> **Set exercise**: Make an exact copy of the data below, leaving out every picture.

> **Records for processing**:

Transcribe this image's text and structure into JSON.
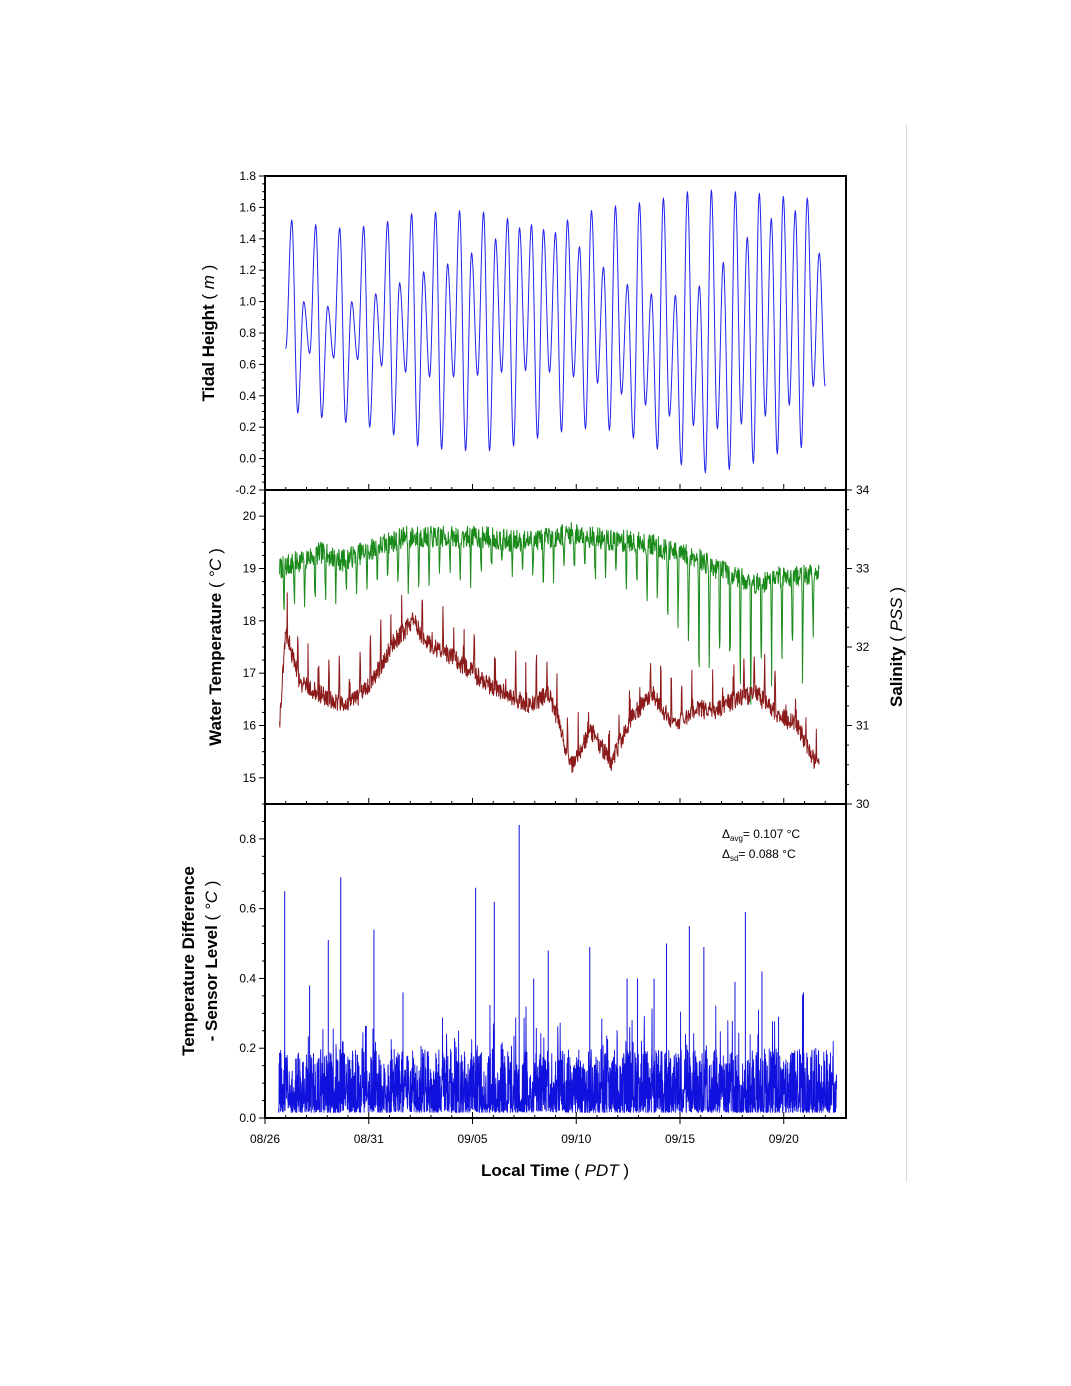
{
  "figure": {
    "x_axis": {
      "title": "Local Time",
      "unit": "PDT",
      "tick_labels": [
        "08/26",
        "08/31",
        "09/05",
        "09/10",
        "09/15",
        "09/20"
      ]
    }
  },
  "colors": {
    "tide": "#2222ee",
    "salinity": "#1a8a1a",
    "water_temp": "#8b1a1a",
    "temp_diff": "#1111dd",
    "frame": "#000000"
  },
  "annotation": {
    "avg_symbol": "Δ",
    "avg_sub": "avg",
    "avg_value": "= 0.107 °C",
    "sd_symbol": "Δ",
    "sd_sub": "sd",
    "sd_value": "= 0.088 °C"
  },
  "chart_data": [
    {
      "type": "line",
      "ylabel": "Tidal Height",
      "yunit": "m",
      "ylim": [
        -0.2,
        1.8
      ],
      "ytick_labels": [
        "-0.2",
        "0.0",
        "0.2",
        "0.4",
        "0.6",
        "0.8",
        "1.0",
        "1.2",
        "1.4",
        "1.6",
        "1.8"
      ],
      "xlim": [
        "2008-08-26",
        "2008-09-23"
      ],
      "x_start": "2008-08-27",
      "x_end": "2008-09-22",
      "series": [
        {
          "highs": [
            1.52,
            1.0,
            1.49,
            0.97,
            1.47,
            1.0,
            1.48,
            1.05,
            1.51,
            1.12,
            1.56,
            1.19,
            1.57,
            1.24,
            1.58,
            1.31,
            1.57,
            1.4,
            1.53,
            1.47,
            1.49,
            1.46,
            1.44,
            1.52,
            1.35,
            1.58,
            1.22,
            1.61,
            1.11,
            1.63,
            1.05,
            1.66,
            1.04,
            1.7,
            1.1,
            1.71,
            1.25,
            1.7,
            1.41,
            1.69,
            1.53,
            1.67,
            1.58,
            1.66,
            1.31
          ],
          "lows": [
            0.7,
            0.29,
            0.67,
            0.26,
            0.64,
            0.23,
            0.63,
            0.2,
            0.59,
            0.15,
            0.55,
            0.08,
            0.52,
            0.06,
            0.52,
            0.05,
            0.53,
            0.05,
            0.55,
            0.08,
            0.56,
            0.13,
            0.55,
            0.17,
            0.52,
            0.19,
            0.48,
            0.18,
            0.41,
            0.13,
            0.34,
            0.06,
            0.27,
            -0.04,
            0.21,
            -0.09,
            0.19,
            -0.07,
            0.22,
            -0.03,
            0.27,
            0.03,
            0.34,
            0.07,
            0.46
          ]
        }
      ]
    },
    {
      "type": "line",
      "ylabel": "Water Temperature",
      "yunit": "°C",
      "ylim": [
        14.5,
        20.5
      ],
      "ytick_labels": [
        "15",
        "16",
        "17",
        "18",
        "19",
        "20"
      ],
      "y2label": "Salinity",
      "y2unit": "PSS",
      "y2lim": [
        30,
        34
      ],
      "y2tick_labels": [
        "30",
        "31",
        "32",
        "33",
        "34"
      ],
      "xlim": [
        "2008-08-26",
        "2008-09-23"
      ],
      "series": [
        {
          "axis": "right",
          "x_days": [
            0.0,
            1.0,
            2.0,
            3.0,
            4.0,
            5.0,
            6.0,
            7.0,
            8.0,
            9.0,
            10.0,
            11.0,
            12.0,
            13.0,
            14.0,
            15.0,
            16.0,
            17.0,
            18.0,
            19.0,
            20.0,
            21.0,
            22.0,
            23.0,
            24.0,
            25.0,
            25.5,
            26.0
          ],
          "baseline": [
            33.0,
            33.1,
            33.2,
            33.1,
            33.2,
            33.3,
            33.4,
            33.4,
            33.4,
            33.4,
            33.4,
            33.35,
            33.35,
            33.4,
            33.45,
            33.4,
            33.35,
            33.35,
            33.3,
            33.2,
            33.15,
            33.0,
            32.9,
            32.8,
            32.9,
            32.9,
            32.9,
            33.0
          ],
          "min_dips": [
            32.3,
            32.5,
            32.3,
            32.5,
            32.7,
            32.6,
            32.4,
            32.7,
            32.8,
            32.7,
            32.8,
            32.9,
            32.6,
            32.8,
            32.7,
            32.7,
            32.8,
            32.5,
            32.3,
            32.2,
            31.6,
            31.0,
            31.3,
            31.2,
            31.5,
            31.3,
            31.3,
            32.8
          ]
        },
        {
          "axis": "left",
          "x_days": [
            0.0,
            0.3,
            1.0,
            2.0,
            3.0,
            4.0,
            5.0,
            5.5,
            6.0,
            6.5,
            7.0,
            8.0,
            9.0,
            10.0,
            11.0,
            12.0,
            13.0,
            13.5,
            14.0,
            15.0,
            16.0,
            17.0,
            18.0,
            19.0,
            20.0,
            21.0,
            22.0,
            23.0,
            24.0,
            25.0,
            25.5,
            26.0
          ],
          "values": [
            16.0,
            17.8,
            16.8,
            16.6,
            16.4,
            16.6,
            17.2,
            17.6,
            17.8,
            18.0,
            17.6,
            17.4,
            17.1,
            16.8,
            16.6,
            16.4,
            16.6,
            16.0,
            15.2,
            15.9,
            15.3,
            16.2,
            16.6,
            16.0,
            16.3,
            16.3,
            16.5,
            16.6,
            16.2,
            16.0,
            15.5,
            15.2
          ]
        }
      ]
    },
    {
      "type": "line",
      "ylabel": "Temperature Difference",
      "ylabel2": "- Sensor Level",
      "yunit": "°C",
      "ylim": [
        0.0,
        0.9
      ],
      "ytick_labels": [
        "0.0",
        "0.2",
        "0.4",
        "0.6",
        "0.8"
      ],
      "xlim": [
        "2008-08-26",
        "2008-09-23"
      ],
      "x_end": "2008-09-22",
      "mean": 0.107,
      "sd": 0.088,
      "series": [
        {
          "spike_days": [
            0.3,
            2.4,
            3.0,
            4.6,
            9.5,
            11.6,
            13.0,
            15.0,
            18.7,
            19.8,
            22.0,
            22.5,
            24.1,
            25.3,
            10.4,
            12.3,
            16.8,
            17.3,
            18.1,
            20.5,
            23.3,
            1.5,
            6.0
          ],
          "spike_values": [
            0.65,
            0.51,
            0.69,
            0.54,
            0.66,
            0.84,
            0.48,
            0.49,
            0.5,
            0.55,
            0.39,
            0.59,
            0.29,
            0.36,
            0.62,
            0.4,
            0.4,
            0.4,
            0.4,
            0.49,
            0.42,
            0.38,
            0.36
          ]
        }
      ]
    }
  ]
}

> **Problem solution**:
Transcribe this image's text and structure into JSON.
{
  "figure": {
    "x_axis": {
      "title": "Local Time",
      "unit": "PDT",
      "tick_labels": [
        "08/26",
        "08/31",
        "09/05",
        "09/10",
        "09/15",
        "09/20"
      ]
    }
  },
  "colors": {
    "tide": "#2222ee",
    "salinity": "#1a8a1a",
    "water_temp": "#8b1a1a",
    "temp_diff": "#1111dd",
    "frame": "#000000"
  },
  "annotation": {
    "avg_symbol": "Δ",
    "avg_sub": "avg",
    "avg_value": "= 0.107 °C",
    "sd_symbol": "Δ",
    "sd_sub": "sd",
    "sd_value": "= 0.088 °C"
  },
  "chart_data": [
    {
      "type": "line",
      "ylabel": "Tidal Height",
      "yunit": "m",
      "ylim": [
        -0.2,
        1.8
      ],
      "ytick_labels": [
        "-0.2",
        "0.0",
        "0.2",
        "0.4",
        "0.6",
        "0.8",
        "1.0",
        "1.2",
        "1.4",
        "1.6",
        "1.8"
      ],
      "xlim": [
        "2008-08-26",
        "2008-09-23"
      ],
      "x_start": "2008-08-27",
      "x_end": "2008-09-22",
      "series": [
        {
          "highs": [
            1.52,
            1.0,
            1.49,
            0.97,
            1.47,
            1.0,
            1.48,
            1.05,
            1.51,
            1.12,
            1.56,
            1.19,
            1.57,
            1.24,
            1.58,
            1.31,
            1.57,
            1.4,
            1.53,
            1.47,
            1.49,
            1.46,
            1.44,
            1.52,
            1.35,
            1.58,
            1.22,
            1.61,
            1.11,
            1.63,
            1.05,
            1.66,
            1.04,
            1.7,
            1.1,
            1.71,
            1.25,
            1.7,
            1.41,
            1.69,
            1.53,
            1.67,
            1.58,
            1.66,
            1.31
          ],
          "lows": [
            0.7,
            0.29,
            0.67,
            0.26,
            0.64,
            0.23,
            0.63,
            0.2,
            0.59,
            0.15,
            0.55,
            0.08,
            0.52,
            0.06,
            0.52,
            0.05,
            0.53,
            0.05,
            0.55,
            0.08,
            0.56,
            0.13,
            0.55,
            0.17,
            0.52,
            0.19,
            0.48,
            0.18,
            0.41,
            0.13,
            0.34,
            0.06,
            0.27,
            -0.04,
            0.21,
            -0.09,
            0.19,
            -0.07,
            0.22,
            -0.03,
            0.27,
            0.03,
            0.34,
            0.07,
            0.46
          ]
        }
      ]
    },
    {
      "type": "line",
      "ylabel": "Water Temperature",
      "yunit": "°C",
      "ylim": [
        14.5,
        20.5
      ],
      "ytick_labels": [
        "15",
        "16",
        "17",
        "18",
        "19",
        "20"
      ],
      "y2label": "Salinity",
      "y2unit": "PSS",
      "y2lim": [
        30,
        34
      ],
      "y2tick_labels": [
        "30",
        "31",
        "32",
        "33",
        "34"
      ],
      "xlim": [
        "2008-08-26",
        "2008-09-23"
      ],
      "series": [
        {
          "axis": "right",
          "x_days": [
            0.0,
            1.0,
            2.0,
            3.0,
            4.0,
            5.0,
            6.0,
            7.0,
            8.0,
            9.0,
            10.0,
            11.0,
            12.0,
            13.0,
            14.0,
            15.0,
            16.0,
            17.0,
            18.0,
            19.0,
            20.0,
            21.0,
            22.0,
            23.0,
            24.0,
            25.0,
            25.5,
            26.0
          ],
          "baseline": [
            33.0,
            33.1,
            33.2,
            33.1,
            33.2,
            33.3,
            33.4,
            33.4,
            33.4,
            33.4,
            33.4,
            33.35,
            33.35,
            33.4,
            33.45,
            33.4,
            33.35,
            33.35,
            33.3,
            33.2,
            33.15,
            33.0,
            32.9,
            32.8,
            32.9,
            32.9,
            32.9,
            33.0
          ],
          "min_dips": [
            32.3,
            32.5,
            32.3,
            32.5,
            32.7,
            32.6,
            32.4,
            32.7,
            32.8,
            32.7,
            32.8,
            32.9,
            32.6,
            32.8,
            32.7,
            32.7,
            32.8,
            32.5,
            32.3,
            32.2,
            31.6,
            31.0,
            31.3,
            31.2,
            31.5,
            31.3,
            31.3,
            32.8
          ]
        },
        {
          "axis": "left",
          "x_days": [
            0.0,
            0.3,
            1.0,
            2.0,
            3.0,
            4.0,
            5.0,
            5.5,
            6.0,
            6.5,
            7.0,
            8.0,
            9.0,
            10.0,
            11.0,
            12.0,
            13.0,
            13.5,
            14.0,
            15.0,
            16.0,
            17.0,
            18.0,
            19.0,
            20.0,
            21.0,
            22.0,
            23.0,
            24.0,
            25.0,
            25.5,
            26.0
          ],
          "values": [
            16.0,
            17.8,
            16.8,
            16.6,
            16.4,
            16.6,
            17.2,
            17.6,
            17.8,
            18.0,
            17.6,
            17.4,
            17.1,
            16.8,
            16.6,
            16.4,
            16.6,
            16.0,
            15.2,
            15.9,
            15.3,
            16.2,
            16.6,
            16.0,
            16.3,
            16.3,
            16.5,
            16.6,
            16.2,
            16.0,
            15.5,
            15.2
          ]
        }
      ]
    },
    {
      "type": "line",
      "ylabel": "Temperature Difference",
      "ylabel2": "- Sensor Level",
      "yunit": "°C",
      "ylim": [
        0.0,
        0.9
      ],
      "ytick_labels": [
        "0.0",
        "0.2",
        "0.4",
        "0.6",
        "0.8"
      ],
      "xlim": [
        "2008-08-26",
        "2008-09-23"
      ],
      "x_end": "2008-09-22",
      "mean": 0.107,
      "sd": 0.088,
      "series": [
        {
          "spike_days": [
            0.3,
            2.4,
            3.0,
            4.6,
            9.5,
            11.6,
            13.0,
            15.0,
            18.7,
            19.8,
            22.0,
            22.5,
            24.1,
            25.3,
            10.4,
            12.3,
            16.8,
            17.3,
            18.1,
            20.5,
            23.3,
            1.5,
            6.0
          ],
          "spike_values": [
            0.65,
            0.51,
            0.69,
            0.54,
            0.66,
            0.84,
            0.48,
            0.49,
            0.5,
            0.55,
            0.39,
            0.59,
            0.29,
            0.36,
            0.62,
            0.4,
            0.4,
            0.4,
            0.4,
            0.49,
            0.42,
            0.38,
            0.36
          ]
        }
      ]
    }
  ]
}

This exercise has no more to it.